- _Work to do_
Restate the records below word for word, and omit the images they hold.

-- -- --

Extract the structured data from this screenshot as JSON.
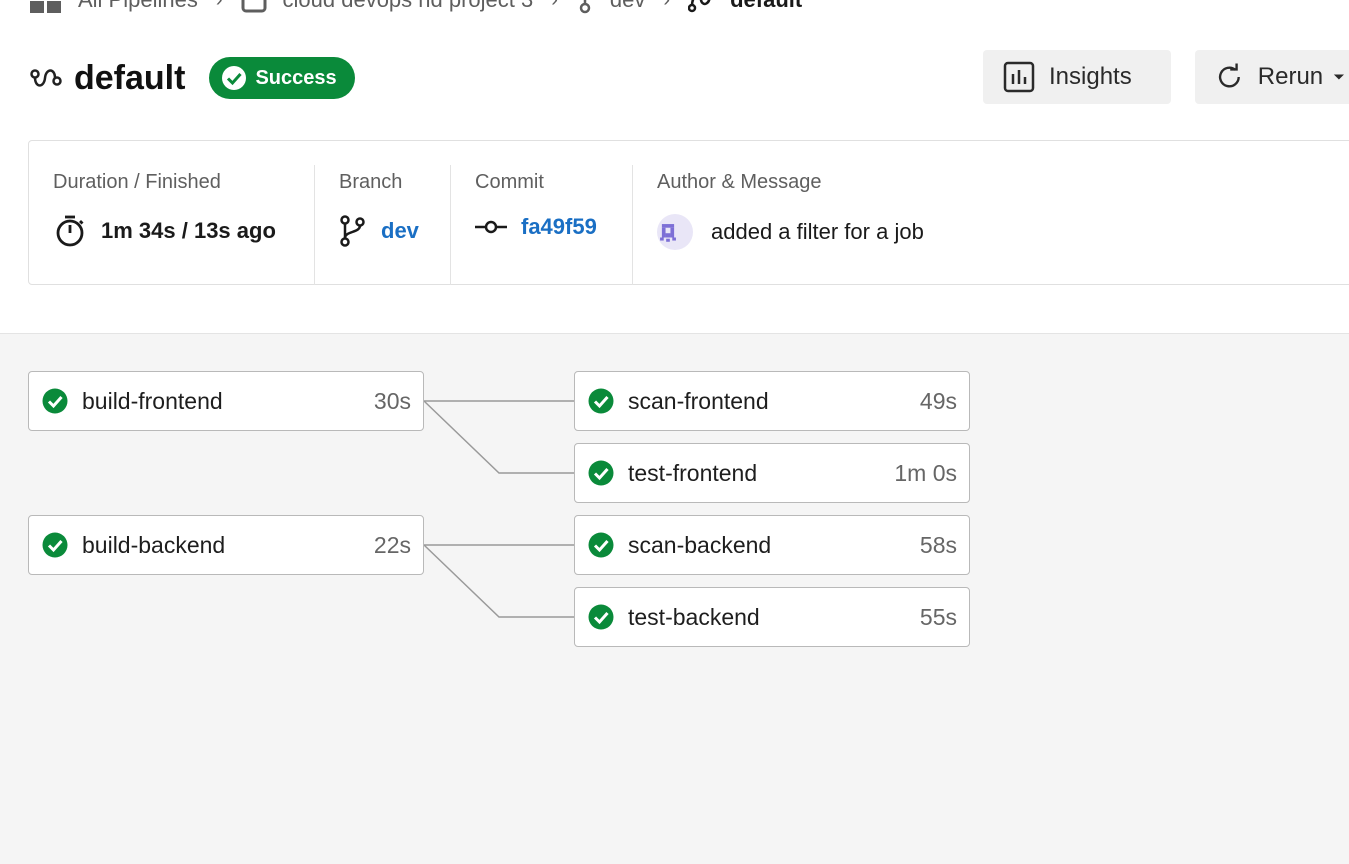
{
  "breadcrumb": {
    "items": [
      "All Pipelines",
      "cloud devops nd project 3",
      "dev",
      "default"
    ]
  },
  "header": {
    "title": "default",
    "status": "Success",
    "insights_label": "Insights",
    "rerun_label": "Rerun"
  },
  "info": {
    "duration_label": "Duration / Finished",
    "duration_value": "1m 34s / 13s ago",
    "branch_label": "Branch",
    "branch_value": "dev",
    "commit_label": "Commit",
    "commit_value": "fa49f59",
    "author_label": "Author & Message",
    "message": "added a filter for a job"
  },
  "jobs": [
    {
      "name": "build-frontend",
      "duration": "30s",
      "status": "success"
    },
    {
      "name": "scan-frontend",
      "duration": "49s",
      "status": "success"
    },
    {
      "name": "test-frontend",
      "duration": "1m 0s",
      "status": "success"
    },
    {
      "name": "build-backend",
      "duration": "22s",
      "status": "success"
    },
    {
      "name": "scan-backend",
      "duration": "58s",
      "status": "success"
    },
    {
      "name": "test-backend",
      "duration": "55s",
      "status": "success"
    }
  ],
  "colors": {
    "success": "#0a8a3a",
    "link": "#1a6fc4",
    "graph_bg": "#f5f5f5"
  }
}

-- -- --

- _Task result_
Extract the structured data from this screenshot as JSON.
{
  "breadcrumb": {
    "items": [
      "All Pipelines",
      "cloud devops nd project 3",
      "dev",
      "default"
    ]
  },
  "header": {
    "title": "default",
    "status": "Success",
    "insights_label": "Insights",
    "rerun_label": "Rerun"
  },
  "info": {
    "duration_label": "Duration / Finished",
    "duration_value": "1m 34s / 13s ago",
    "branch_label": "Branch",
    "branch_value": "dev",
    "commit_label": "Commit",
    "commit_value": "fa49f59",
    "author_label": "Author & Message",
    "message": "added a filter for a job"
  },
  "jobs": [
    {
      "name": "build-frontend",
      "duration": "30s",
      "status": "success"
    },
    {
      "name": "scan-frontend",
      "duration": "49s",
      "status": "success"
    },
    {
      "name": "test-frontend",
      "duration": "1m 0s",
      "status": "success"
    },
    {
      "name": "build-backend",
      "duration": "22s",
      "status": "success"
    },
    {
      "name": "scan-backend",
      "duration": "58s",
      "status": "success"
    },
    {
      "name": "test-backend",
      "duration": "55s",
      "status": "success"
    }
  ],
  "colors": {
    "success": "#0a8a3a",
    "link": "#1a6fc4",
    "graph_bg": "#f5f5f5"
  }
}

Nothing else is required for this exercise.